Член Совета по русскому языку при Президенте РФ. Член Правительственной комиссии по русскому языку. Член Орфографической комиссии РАН. Председатель Орфоэпической комиссии РАН. Член комиссии по фонетике и фонологии Международного комитета славистов. Член редколлегии журнала «Труды Института русского языка им. В. В. Виноградова». Заместитель главного редактора журнала «Русская речь». Член редколлегии журнала «Вестник Санкт-Петербургского университета». Член редколлегии журнала Stephanos (МГУ). Член диссертационного совета при ИРЯ РАН.

Научные интересы: фонетика, орфоэпия, фонология, лексикография.

Об арбатском дворе и семье

Я родилась в 1955 году на Арбате и провела там первые годы своей жизни. Наш дом снесли, когда строился Калининский проспект. Самое раннее воспоми­нание — двор: он огромный, везде ходят голуби, а я совсем маленькая подбегаю к стае, и птицы взлетают в воздух. У моих детей и внуков уже не было таких дворов, пропало ощущение общности. Сейчас я, конечно, знаю своих соседей и здороваюсь, входя в лифт, но не более. Тогда объединялись и в горе, и в радости — это ушло.

- [ИСХОДНЫЕ ДАННЫЕ]:
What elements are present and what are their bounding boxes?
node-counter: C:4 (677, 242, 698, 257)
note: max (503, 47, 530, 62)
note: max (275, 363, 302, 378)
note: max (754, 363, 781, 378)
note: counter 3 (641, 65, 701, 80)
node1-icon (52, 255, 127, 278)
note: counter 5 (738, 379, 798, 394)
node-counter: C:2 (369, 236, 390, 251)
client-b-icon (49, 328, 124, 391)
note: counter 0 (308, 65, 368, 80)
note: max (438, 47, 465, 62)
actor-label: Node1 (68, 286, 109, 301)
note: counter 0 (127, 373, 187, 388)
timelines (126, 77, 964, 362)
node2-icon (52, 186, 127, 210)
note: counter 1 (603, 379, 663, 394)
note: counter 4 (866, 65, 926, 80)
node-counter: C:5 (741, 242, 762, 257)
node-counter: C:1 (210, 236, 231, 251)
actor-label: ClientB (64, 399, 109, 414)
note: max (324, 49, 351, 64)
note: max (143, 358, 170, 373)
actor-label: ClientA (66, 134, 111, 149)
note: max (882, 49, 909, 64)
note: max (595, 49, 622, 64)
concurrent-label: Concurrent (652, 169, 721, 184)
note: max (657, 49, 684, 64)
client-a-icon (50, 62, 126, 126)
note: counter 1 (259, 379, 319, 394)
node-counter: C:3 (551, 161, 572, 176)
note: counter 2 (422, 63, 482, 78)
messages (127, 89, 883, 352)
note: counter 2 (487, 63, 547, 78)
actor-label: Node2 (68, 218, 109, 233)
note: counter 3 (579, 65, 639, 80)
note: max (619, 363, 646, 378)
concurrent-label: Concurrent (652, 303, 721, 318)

- [УПРАЖНЕНИЯ]:
**1)** Какие научные интересы перечислены в источнике?
**2)** Выберите из записей все строки, где встречается слово «concurrent».

- [ОТВЕТЫ К ЗАДАНИЯМ]:
**1)** Фонетика, орфоэпия, фонология и лексикография.

**2)**
concurrent-label: Concurrent (652, 169, 721, 184)
concurrent-label: Concurrent (652, 303, 721, 318)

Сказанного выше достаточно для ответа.